- EXERCISE INSTRUCTIONS -
Every record should be repeated exactly, except that pictures are left out.

begin DATA SUPPLIED

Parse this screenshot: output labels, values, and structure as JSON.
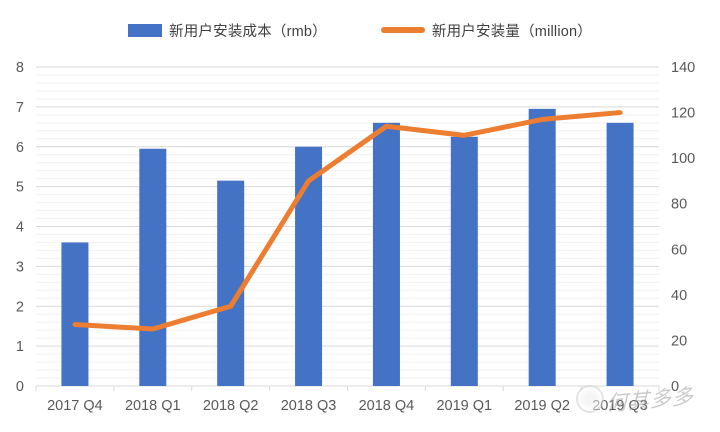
{
  "watermark": {
    "text": "何其多多"
  },
  "chart_data": {
    "type": "combo-bar-line",
    "title": "",
    "categories": [
      "2017 Q4",
      "2018 Q1",
      "2018 Q2",
      "2018 Q3",
      "2018 Q4",
      "2019 Q1",
      "2019 Q2",
      "2019 Q3"
    ],
    "series": [
      {
        "name": "新用户安装成本（rmb）",
        "type": "bar",
        "axis": "left",
        "color": "#4472C4",
        "values": [
          3.6,
          5.95,
          5.15,
          6.0,
          6.6,
          6.25,
          6.95,
          6.6
        ]
      },
      {
        "name": "新用户安装量（million）",
        "type": "line",
        "axis": "right",
        "color": "#ED7D31",
        "values": [
          27,
          25,
          35,
          90,
          114,
          110,
          117,
          120
        ]
      }
    ],
    "left_axis": {
      "ylim": [
        0,
        8
      ],
      "tick_step": 1,
      "tick_labels": [
        "0",
        "1",
        "2",
        "3",
        "4",
        "5",
        "6",
        "7",
        "8"
      ]
    },
    "right_axis": {
      "ylim": [
        0,
        140
      ],
      "tick_step": 20,
      "tick_labels": [
        "0",
        "20",
        "40",
        "60",
        "80",
        "100",
        "120",
        "140"
      ]
    },
    "grid": {
      "major": true,
      "minor": true,
      "minor_step_left": 0.2
    },
    "legend_position": "top"
  }
}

end DATA SUPPLIED

- THE COMPLETED TASK -
Parse this screenshot: output labels, values, and structure as JSON.
{
  "watermark": {
    "text": "何其多多"
  },
  "chart_data": {
    "type": "combo-bar-line",
    "title": "",
    "categories": [
      "2017 Q4",
      "2018 Q1",
      "2018 Q2",
      "2018 Q3",
      "2018 Q4",
      "2019 Q1",
      "2019 Q2",
      "2019 Q3"
    ],
    "series": [
      {
        "name": "新用户安装成本（rmb）",
        "type": "bar",
        "axis": "left",
        "color": "#4472C4",
        "values": [
          3.6,
          5.95,
          5.15,
          6.0,
          6.6,
          6.25,
          6.95,
          6.6
        ]
      },
      {
        "name": "新用户安装量（million）",
        "type": "line",
        "axis": "right",
        "color": "#ED7D31",
        "values": [
          27,
          25,
          35,
          90,
          114,
          110,
          117,
          120
        ]
      }
    ],
    "left_axis": {
      "ylim": [
        0,
        8
      ],
      "tick_step": 1,
      "tick_labels": [
        "0",
        "1",
        "2",
        "3",
        "4",
        "5",
        "6",
        "7",
        "8"
      ]
    },
    "right_axis": {
      "ylim": [
        0,
        140
      ],
      "tick_step": 20,
      "tick_labels": [
        "0",
        "20",
        "40",
        "60",
        "80",
        "100",
        "120",
        "140"
      ]
    },
    "grid": {
      "major": true,
      "minor": true,
      "minor_step_left": 0.2
    },
    "legend_position": "top"
  }
}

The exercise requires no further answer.